Exercise task:
Gather up all lines that carry the word "title".

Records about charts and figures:
□ □ □

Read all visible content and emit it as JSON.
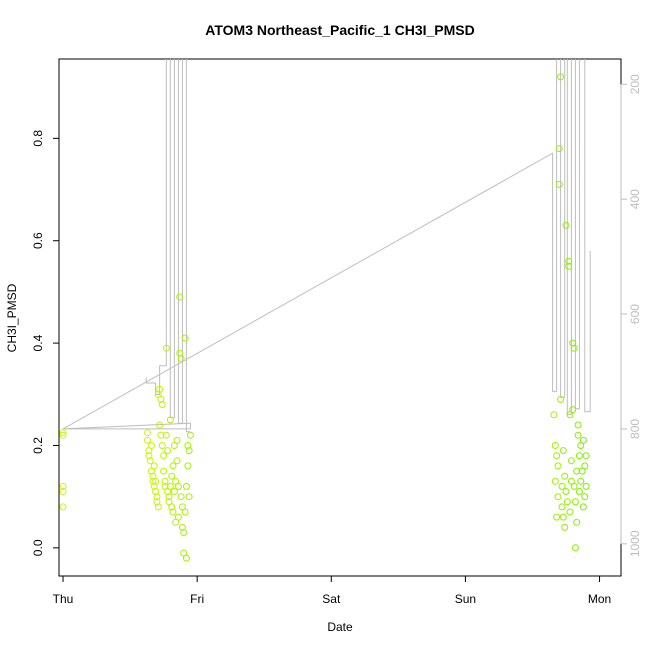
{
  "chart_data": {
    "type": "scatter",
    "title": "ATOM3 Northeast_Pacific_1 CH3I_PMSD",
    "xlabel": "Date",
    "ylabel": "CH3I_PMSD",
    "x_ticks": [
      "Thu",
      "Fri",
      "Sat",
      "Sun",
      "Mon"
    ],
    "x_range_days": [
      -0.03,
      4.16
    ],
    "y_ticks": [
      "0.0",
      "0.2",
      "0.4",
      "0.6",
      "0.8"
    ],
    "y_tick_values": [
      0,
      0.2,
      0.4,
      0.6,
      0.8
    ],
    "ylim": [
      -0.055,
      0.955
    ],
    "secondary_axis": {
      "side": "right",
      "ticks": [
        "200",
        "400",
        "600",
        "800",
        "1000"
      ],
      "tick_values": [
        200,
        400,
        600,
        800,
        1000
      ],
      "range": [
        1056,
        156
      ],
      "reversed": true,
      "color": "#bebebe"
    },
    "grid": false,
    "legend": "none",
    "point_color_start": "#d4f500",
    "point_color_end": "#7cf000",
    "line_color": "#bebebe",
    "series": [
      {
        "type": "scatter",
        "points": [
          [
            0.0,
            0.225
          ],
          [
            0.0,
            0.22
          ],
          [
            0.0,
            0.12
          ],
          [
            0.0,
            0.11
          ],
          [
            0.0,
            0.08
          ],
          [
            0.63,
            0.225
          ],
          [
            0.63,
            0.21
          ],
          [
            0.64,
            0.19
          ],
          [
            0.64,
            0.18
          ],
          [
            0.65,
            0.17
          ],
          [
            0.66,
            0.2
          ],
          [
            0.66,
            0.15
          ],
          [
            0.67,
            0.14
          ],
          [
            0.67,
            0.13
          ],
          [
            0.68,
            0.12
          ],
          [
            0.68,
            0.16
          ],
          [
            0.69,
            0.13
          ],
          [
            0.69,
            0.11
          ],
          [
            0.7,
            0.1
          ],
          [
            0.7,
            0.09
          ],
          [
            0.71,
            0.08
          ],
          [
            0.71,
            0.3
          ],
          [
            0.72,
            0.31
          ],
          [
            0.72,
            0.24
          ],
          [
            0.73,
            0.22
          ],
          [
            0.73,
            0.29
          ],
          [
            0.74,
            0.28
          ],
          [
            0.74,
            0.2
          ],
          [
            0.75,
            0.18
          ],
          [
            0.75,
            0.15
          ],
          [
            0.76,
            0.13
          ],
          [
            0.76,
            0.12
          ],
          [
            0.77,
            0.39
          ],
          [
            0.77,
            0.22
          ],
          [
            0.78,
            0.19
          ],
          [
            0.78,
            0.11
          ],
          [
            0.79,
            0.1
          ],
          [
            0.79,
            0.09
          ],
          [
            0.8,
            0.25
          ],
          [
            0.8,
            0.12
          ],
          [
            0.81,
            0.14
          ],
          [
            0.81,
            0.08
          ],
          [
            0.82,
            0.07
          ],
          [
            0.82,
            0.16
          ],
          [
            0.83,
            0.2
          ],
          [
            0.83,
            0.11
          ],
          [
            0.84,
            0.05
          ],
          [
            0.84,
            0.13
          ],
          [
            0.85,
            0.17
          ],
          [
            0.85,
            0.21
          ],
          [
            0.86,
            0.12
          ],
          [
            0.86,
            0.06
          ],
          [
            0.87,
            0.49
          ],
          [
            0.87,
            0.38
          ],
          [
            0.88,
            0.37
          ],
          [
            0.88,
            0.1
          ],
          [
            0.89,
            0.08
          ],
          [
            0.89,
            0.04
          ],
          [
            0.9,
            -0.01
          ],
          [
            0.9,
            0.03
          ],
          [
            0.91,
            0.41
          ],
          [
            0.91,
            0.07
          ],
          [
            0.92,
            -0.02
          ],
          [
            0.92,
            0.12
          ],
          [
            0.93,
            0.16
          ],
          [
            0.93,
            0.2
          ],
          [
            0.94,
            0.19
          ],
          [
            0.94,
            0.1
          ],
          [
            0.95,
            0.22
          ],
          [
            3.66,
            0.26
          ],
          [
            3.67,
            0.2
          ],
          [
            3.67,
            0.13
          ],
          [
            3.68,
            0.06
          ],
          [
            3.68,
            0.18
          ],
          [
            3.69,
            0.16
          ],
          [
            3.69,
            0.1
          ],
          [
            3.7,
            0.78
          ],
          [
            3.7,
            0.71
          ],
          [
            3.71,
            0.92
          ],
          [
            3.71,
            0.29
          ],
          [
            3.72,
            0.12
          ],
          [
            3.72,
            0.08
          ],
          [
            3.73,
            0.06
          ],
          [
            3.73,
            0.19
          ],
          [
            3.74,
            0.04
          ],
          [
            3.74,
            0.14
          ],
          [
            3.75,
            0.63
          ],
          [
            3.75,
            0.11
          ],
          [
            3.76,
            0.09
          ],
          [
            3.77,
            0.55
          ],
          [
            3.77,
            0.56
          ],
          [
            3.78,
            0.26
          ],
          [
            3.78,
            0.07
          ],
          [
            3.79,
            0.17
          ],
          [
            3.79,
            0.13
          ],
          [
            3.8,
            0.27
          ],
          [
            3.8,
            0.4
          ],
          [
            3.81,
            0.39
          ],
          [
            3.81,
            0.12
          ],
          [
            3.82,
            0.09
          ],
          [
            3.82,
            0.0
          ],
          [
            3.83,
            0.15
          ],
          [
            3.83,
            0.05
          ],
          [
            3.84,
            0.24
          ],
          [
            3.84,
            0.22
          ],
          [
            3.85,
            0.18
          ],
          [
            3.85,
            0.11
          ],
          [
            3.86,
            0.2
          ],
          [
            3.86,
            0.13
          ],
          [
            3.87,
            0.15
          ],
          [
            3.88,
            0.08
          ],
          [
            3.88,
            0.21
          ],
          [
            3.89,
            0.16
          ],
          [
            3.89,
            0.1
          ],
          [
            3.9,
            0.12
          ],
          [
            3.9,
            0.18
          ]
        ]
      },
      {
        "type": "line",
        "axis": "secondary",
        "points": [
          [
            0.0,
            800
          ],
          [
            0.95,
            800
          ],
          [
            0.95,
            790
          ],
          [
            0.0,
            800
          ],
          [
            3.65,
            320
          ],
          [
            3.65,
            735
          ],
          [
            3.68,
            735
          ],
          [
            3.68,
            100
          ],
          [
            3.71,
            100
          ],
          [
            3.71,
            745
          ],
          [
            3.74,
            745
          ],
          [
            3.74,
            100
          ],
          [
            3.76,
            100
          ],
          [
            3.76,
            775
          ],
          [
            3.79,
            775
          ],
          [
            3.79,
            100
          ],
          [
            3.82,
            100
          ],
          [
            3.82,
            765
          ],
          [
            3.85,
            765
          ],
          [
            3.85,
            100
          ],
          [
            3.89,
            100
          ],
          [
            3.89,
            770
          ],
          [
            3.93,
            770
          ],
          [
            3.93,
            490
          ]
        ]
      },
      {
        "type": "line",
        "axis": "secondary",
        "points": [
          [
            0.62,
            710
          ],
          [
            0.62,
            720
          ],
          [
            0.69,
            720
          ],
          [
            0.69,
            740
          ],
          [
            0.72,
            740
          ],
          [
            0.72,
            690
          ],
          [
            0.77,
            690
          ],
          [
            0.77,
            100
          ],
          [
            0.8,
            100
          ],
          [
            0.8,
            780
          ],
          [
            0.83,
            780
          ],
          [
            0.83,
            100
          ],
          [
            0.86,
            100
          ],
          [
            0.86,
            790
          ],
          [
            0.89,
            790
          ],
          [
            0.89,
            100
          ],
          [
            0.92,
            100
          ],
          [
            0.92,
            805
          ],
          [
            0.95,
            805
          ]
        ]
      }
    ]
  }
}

□ □ □

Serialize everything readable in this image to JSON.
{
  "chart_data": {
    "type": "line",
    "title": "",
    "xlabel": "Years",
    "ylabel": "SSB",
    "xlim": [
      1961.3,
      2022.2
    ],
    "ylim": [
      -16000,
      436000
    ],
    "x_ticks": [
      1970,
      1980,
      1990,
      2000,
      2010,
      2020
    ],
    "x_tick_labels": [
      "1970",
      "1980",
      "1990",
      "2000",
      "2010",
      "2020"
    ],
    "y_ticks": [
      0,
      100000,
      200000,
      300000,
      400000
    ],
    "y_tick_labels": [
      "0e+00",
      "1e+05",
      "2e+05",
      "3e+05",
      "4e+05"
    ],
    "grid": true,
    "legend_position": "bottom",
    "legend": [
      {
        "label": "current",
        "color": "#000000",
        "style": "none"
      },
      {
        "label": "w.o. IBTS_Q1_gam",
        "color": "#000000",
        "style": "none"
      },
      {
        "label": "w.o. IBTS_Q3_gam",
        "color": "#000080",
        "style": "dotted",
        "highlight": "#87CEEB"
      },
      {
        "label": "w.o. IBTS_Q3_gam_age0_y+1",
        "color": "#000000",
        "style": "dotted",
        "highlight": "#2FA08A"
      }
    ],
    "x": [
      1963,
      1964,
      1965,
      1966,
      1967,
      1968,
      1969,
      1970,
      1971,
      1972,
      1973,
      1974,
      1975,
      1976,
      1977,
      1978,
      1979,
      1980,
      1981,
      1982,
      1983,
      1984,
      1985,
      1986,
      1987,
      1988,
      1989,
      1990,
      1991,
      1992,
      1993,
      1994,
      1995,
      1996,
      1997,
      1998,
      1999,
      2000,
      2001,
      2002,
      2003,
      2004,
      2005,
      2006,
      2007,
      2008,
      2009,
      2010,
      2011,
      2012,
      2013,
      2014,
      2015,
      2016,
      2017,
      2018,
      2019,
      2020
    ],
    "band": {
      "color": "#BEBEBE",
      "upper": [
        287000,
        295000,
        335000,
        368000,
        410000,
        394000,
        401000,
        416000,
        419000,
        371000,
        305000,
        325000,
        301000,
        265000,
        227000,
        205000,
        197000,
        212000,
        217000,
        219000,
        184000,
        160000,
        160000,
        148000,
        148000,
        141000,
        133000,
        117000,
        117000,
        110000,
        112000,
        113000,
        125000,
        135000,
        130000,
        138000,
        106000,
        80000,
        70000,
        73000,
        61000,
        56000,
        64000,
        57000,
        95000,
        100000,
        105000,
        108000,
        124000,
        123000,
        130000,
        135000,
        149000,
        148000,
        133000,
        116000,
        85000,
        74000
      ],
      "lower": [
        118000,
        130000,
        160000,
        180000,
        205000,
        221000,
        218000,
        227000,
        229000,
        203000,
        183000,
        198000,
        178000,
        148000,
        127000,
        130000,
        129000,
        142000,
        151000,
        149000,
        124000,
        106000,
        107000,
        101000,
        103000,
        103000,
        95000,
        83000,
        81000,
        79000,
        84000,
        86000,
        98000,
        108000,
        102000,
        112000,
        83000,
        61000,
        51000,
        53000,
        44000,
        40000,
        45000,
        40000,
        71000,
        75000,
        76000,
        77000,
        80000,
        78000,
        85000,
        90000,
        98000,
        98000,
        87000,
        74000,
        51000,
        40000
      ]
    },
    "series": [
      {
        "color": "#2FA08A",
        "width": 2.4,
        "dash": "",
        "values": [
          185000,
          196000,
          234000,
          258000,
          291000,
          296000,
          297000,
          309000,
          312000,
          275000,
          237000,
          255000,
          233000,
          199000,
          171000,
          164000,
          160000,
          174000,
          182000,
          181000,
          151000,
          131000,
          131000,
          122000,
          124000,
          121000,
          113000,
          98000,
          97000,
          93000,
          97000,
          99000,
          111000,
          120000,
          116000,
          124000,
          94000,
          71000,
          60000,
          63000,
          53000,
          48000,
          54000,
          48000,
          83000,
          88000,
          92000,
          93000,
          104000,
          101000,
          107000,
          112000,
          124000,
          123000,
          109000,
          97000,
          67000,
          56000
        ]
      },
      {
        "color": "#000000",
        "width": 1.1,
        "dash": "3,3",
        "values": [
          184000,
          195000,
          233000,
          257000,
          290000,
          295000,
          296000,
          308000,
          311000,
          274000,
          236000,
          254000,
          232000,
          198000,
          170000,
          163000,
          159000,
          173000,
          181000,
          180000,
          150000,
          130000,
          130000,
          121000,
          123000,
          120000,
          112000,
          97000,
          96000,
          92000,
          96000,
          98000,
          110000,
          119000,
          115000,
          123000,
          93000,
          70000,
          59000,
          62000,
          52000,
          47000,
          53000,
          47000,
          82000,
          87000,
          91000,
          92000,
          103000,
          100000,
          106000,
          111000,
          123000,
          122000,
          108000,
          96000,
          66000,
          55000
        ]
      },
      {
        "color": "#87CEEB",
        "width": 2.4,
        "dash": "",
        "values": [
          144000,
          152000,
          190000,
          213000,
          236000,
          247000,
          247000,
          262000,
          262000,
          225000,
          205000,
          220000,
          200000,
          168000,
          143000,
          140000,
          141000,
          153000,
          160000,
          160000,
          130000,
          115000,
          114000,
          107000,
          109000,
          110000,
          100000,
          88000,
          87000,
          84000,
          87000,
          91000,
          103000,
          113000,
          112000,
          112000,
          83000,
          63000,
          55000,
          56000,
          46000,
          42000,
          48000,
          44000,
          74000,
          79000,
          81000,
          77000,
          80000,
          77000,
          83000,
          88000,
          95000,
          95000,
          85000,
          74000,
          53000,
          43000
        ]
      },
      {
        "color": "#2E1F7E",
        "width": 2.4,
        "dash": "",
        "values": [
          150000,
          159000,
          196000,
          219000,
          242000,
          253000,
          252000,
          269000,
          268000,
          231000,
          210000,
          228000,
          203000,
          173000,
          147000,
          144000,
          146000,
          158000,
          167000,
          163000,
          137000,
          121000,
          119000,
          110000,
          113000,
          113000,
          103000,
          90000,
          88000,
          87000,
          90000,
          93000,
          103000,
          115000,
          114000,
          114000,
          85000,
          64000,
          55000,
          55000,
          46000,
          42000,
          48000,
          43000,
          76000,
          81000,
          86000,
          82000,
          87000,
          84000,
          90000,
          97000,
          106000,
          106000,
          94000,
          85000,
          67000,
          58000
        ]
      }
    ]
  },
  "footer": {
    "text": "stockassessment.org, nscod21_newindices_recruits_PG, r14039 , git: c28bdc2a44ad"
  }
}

□ □ □

Exercise solution:
    "title": "ATOM3 Northeast_Pacific_1 CH3I_PMSD",
    "title": "",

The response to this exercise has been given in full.